:: EXERCISE PROMPT ::
Filter the data below for the string "Reset" and copy each matching line.

:: EXTRACTED MATERIAL ::
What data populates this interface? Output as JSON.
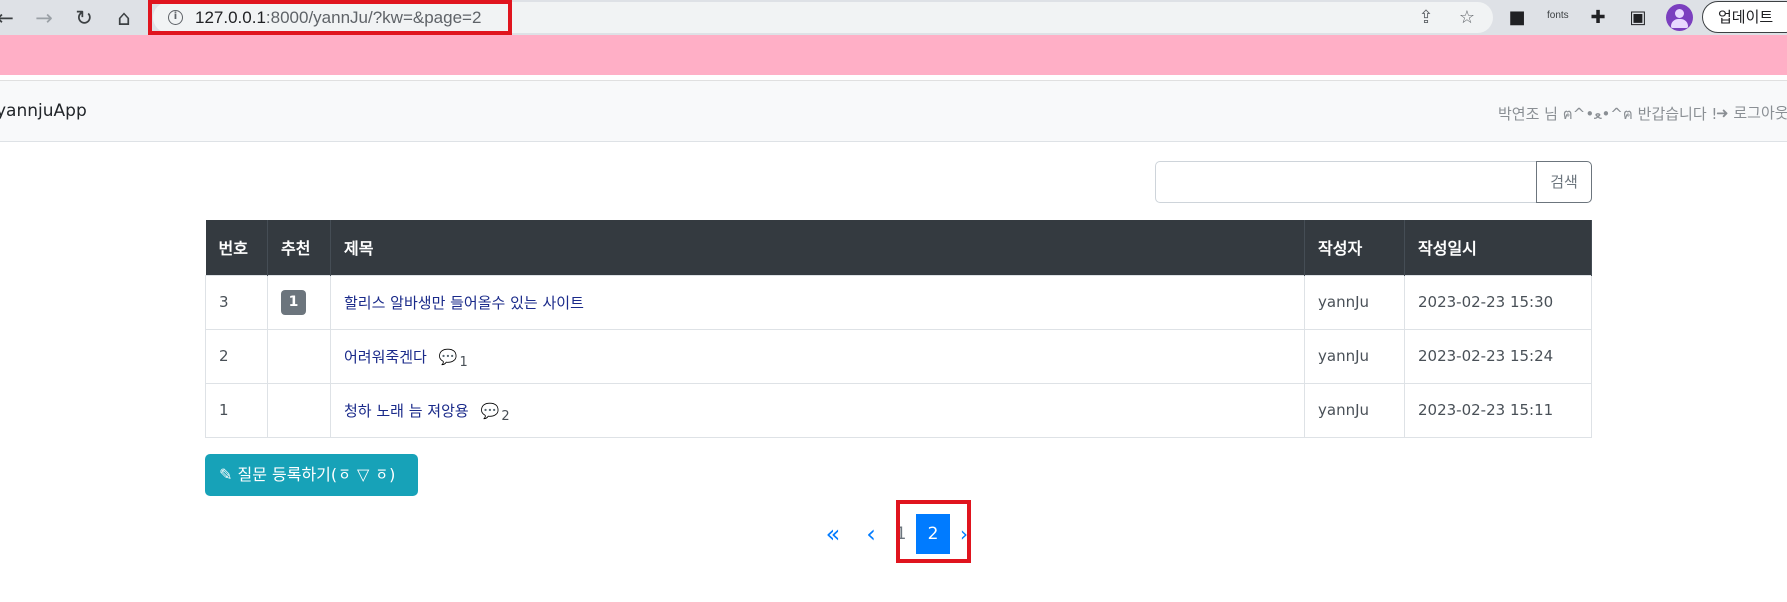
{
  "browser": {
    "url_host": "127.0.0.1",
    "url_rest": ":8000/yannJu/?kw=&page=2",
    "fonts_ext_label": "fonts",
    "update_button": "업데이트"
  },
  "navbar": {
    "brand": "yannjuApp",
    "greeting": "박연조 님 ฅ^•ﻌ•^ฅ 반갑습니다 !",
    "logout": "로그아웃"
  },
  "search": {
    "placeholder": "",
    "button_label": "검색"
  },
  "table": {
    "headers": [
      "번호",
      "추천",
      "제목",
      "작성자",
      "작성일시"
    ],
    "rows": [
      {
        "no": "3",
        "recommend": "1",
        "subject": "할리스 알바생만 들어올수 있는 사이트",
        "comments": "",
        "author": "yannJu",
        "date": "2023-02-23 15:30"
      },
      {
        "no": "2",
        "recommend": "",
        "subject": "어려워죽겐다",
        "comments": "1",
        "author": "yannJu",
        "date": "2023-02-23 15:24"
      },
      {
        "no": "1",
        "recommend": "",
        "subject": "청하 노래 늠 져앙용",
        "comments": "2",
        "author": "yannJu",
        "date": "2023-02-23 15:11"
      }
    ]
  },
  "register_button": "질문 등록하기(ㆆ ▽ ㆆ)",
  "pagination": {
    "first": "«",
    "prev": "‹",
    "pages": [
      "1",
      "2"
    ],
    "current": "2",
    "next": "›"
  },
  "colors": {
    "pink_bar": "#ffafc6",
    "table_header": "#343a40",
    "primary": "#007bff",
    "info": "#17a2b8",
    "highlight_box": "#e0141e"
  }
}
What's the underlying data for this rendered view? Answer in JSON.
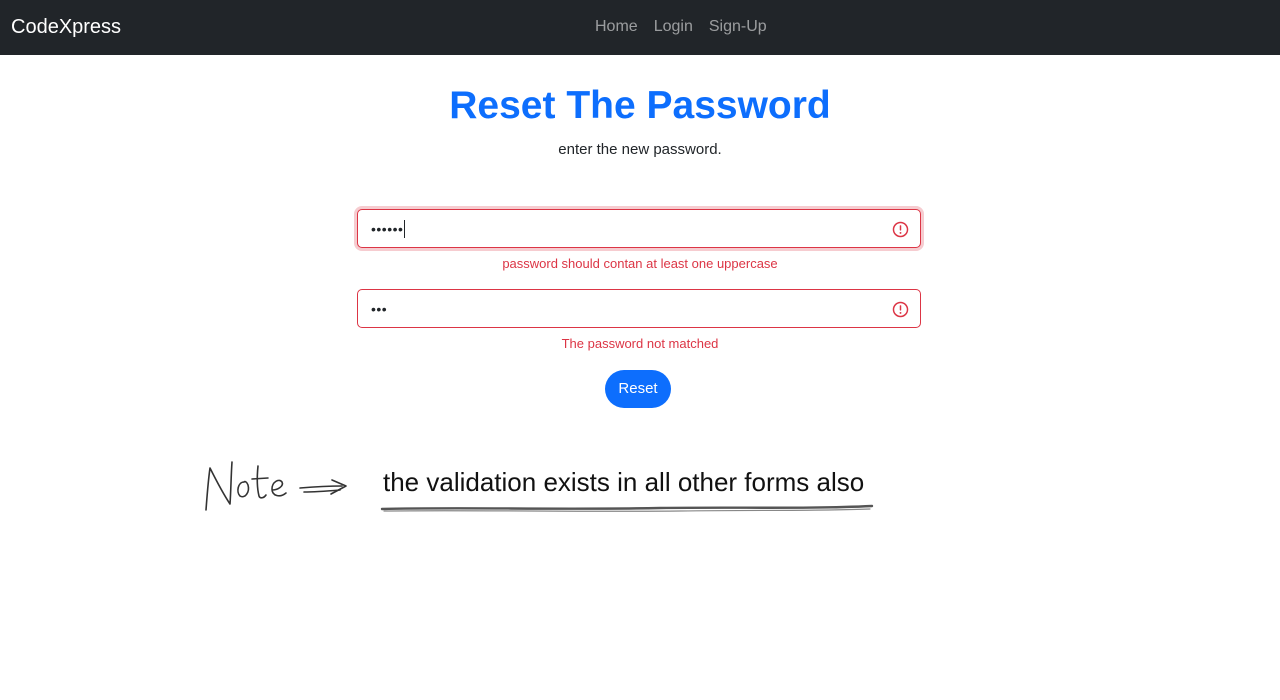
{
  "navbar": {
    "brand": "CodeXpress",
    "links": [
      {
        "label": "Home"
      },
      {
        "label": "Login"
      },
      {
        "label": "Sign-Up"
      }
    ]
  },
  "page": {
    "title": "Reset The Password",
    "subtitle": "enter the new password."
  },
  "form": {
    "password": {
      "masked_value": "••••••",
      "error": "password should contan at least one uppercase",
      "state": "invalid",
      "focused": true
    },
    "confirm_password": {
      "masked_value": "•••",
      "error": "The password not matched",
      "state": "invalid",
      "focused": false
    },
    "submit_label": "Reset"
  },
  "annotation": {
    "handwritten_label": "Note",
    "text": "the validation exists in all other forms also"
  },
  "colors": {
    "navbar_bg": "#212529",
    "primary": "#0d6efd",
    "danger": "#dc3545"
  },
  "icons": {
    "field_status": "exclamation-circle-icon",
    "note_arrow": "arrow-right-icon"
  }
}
...
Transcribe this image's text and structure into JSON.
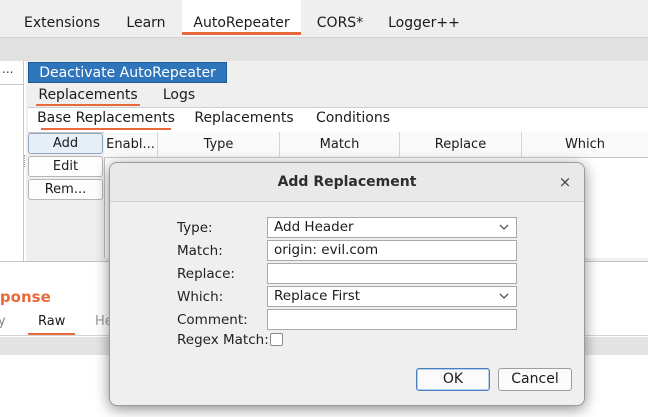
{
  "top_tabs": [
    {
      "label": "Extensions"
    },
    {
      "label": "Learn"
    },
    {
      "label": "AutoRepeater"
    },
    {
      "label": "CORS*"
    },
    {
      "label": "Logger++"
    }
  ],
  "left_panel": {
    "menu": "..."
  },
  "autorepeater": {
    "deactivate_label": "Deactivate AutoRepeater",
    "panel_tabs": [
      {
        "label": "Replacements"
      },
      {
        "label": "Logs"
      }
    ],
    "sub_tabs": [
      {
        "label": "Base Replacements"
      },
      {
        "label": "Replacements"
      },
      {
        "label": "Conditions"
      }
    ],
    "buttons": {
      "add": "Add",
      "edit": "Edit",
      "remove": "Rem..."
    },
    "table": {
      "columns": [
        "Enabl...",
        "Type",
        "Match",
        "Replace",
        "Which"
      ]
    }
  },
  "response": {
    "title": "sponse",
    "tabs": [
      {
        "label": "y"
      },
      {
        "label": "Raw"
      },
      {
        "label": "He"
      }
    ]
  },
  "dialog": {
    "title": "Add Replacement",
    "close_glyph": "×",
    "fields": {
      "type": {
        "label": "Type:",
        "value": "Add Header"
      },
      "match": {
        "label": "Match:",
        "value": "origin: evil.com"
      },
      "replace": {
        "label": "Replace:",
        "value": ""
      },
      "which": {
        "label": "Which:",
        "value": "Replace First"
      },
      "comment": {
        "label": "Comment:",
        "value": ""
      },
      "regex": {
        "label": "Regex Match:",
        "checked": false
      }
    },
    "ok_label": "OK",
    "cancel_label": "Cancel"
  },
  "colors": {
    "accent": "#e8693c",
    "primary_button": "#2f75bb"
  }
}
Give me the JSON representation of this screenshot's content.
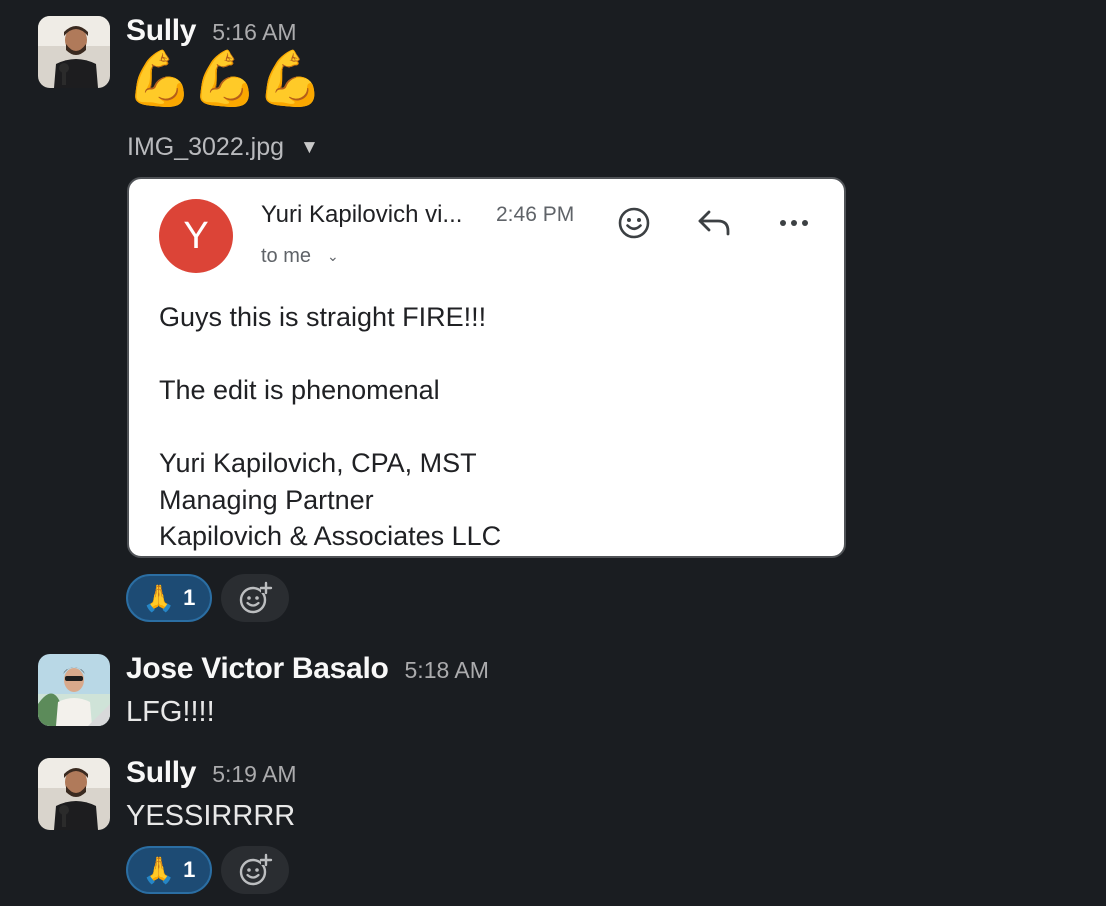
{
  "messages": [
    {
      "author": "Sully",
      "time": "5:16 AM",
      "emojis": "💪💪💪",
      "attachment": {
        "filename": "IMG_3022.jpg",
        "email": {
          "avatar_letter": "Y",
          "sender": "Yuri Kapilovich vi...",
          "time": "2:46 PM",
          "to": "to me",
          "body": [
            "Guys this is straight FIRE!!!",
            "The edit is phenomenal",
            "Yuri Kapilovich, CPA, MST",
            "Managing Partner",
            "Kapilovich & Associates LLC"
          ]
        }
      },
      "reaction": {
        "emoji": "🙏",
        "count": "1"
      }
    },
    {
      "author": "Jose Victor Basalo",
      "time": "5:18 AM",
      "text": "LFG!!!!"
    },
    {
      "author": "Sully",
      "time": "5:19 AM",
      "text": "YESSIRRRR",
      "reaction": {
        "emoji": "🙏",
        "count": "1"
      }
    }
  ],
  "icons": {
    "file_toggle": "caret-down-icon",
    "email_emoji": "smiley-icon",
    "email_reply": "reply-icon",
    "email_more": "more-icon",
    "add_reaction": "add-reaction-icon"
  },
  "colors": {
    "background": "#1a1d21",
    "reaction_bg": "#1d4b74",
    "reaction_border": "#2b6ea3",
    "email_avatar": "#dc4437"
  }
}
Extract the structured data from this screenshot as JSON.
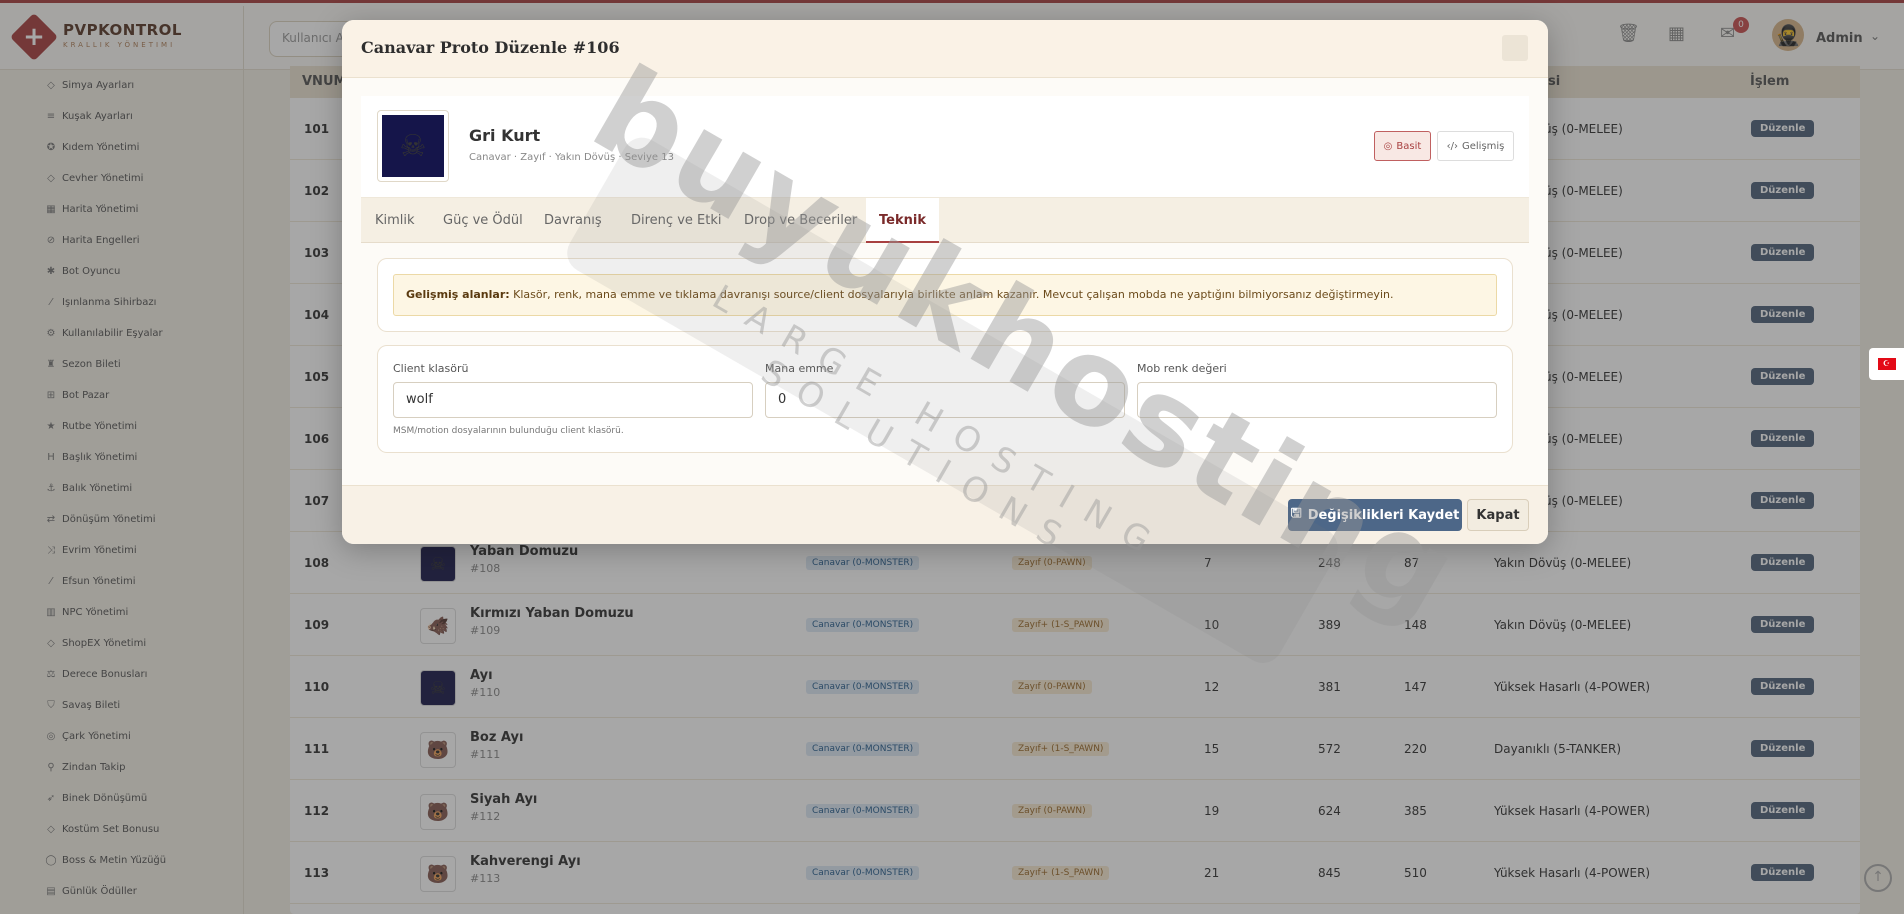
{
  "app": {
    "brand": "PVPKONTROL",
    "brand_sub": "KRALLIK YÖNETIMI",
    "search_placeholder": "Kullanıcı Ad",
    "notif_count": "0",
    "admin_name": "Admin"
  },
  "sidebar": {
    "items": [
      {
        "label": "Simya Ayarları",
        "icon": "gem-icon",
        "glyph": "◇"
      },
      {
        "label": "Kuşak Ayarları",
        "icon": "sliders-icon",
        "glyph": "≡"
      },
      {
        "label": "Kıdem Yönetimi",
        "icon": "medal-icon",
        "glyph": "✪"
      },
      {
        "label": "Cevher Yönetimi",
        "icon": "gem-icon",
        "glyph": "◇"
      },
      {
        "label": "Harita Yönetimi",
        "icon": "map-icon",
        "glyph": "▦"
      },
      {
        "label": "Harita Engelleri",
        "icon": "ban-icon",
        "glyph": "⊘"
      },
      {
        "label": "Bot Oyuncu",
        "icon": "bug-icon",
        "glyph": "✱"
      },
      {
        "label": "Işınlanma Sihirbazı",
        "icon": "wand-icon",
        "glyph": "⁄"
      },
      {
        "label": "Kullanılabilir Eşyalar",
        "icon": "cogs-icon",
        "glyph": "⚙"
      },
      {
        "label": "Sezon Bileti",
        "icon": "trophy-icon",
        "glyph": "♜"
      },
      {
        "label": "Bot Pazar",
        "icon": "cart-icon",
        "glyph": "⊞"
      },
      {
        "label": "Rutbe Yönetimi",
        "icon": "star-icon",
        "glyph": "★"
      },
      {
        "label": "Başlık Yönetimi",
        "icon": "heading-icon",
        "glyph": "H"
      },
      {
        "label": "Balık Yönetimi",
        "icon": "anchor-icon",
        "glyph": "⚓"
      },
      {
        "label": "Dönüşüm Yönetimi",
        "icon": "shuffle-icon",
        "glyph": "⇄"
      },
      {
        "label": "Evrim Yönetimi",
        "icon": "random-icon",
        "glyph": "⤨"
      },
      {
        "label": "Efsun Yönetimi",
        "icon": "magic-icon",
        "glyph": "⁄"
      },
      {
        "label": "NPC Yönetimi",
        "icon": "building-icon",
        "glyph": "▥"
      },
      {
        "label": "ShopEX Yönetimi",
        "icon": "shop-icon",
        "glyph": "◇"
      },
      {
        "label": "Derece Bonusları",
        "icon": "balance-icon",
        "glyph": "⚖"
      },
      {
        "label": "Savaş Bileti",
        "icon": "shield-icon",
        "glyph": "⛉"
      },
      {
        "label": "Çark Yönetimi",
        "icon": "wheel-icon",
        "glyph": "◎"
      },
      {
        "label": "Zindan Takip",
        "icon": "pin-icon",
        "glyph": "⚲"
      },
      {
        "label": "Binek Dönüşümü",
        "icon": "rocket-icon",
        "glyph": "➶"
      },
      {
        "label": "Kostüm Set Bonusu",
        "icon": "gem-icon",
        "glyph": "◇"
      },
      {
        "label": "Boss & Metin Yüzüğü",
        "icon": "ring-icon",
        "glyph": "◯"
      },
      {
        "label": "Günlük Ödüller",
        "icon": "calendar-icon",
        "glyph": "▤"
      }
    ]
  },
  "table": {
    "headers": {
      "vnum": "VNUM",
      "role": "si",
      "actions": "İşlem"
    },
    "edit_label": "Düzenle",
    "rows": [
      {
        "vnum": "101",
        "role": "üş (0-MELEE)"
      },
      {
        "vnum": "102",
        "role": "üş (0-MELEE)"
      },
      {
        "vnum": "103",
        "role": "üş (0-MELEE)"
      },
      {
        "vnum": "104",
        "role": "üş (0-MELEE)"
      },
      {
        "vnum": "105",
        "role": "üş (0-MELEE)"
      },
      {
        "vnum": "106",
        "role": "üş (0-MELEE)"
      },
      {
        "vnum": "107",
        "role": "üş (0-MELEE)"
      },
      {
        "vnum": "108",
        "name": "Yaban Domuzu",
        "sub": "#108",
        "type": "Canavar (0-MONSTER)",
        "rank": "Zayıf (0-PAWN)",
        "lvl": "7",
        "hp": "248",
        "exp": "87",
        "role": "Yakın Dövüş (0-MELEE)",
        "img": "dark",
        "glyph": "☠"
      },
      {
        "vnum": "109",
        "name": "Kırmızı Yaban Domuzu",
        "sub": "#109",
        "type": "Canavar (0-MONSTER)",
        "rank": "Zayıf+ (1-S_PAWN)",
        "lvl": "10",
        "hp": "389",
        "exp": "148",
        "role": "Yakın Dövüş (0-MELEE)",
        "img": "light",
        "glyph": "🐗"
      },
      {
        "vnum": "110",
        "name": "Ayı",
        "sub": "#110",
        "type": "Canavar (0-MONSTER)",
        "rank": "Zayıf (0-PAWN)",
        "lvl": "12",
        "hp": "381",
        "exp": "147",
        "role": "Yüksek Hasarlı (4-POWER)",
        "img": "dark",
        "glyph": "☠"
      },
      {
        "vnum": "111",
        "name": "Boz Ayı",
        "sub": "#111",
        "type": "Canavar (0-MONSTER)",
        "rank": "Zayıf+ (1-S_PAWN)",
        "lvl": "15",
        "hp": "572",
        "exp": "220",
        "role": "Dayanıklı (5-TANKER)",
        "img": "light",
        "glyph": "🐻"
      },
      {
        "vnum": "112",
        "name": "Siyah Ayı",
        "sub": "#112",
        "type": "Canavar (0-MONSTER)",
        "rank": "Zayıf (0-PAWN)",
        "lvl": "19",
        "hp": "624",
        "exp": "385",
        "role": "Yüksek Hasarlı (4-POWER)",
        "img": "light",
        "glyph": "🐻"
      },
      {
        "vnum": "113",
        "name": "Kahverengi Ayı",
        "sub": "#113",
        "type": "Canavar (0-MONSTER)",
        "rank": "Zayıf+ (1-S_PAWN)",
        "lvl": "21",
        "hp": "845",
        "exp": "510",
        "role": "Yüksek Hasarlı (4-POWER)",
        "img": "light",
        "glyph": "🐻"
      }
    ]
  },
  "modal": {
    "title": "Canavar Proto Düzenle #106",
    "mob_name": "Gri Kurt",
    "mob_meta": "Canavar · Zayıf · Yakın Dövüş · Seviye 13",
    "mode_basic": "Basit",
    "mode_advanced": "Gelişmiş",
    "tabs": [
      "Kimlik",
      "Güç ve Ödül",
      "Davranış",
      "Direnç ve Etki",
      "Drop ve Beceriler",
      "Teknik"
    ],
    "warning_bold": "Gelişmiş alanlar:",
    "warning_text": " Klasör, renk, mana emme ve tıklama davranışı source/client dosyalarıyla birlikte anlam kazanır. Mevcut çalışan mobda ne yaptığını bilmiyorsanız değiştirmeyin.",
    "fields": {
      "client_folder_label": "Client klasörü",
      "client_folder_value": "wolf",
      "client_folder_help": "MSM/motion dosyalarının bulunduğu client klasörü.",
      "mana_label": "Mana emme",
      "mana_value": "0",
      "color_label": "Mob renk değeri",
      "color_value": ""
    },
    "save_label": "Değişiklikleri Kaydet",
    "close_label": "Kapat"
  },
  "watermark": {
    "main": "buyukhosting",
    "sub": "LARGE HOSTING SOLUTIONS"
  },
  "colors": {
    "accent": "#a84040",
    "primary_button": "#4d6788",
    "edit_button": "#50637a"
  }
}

:: EXPECTED ANSWER ::
    "title": "Reset The Password",
    "submit_label": "Reset"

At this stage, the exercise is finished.